Start of Task data
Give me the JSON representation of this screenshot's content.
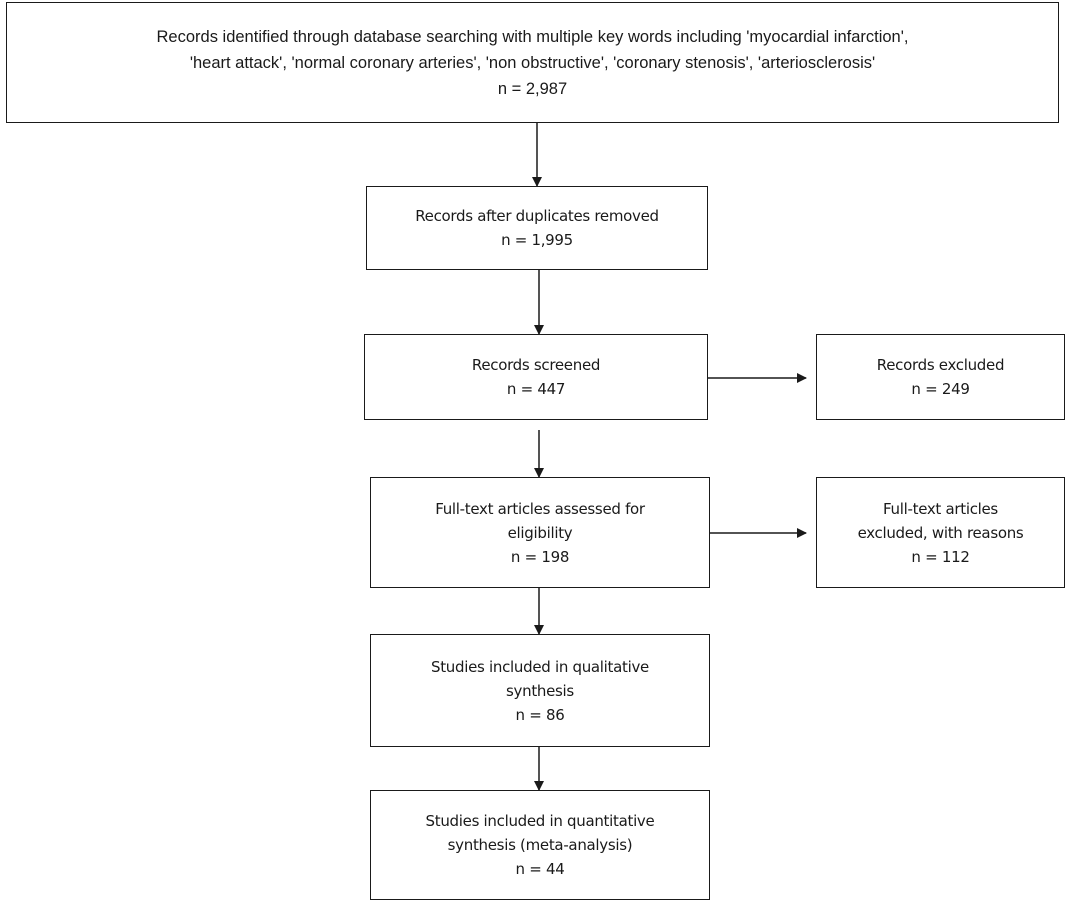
{
  "boxes": {
    "identified": {
      "line1": "Records identified through database searching with multiple key words including 'myocardial infarction',",
      "line2": "'heart attack', 'normal coronary arteries', 'non obstructive', 'coronary stenosis', 'arteriosclerosis'",
      "count": "n = 2,987"
    },
    "duplicates_removed": {
      "line1": "Records after duplicates removed",
      "count": "n = 1,995"
    },
    "screened": {
      "line1": "Records screened",
      "count": "n = 447"
    },
    "excluded": {
      "line1": "Records excluded",
      "count": "n = 249"
    },
    "fulltext_assessed": {
      "line1": "Full-text articles assessed  for",
      "line2": "eligibility",
      "count": "n = 198"
    },
    "fulltext_excluded": {
      "line1": "Full-text articles",
      "line2": "excluded, with reasons",
      "count": "n = 112"
    },
    "qualitative": {
      "line1": "Studies included in qualitative",
      "line2": "synthesis",
      "count": "n = 86"
    },
    "quantitative": {
      "line1": "Studies included in quantitative",
      "line2": "synthesis (meta-analysis)",
      "count": "n = 44"
    }
  }
}
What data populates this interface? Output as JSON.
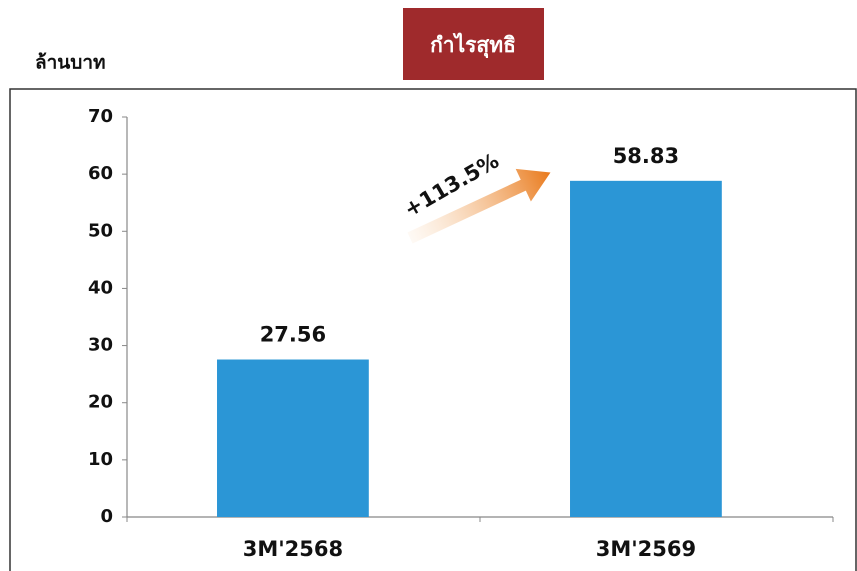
{
  "chart_data": {
    "type": "bar",
    "title": "กำไรสุทธิ",
    "y_label": "ล้านบาท",
    "categories": [
      "3M'2568",
      "3M'2569"
    ],
    "values": [
      27.56,
      58.83
    ],
    "color": "#2b96d6",
    "ylim": [
      0,
      70
    ],
    "yticks": [
      0,
      10,
      20,
      30,
      40,
      50,
      60,
      70
    ],
    "grid": false,
    "annotation": "+113.5%"
  }
}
End of Task data
Beginning with the line that holds "What data populates", extract every line to the end of the material, exactly as it stands, and drop the pictures.

What data populates this interface? Output as JSON.
{
  "chart_data": {
    "type": "bar",
    "title": "กำไรสุทธิ",
    "y_label": "ล้านบาท",
    "categories": [
      "3M'2568",
      "3M'2569"
    ],
    "values": [
      27.56,
      58.83
    ],
    "color": "#2b96d6",
    "ylim": [
      0,
      70
    ],
    "yticks": [
      0,
      10,
      20,
      30,
      40,
      50,
      60,
      70
    ],
    "grid": false,
    "annotation": "+113.5%"
  }
}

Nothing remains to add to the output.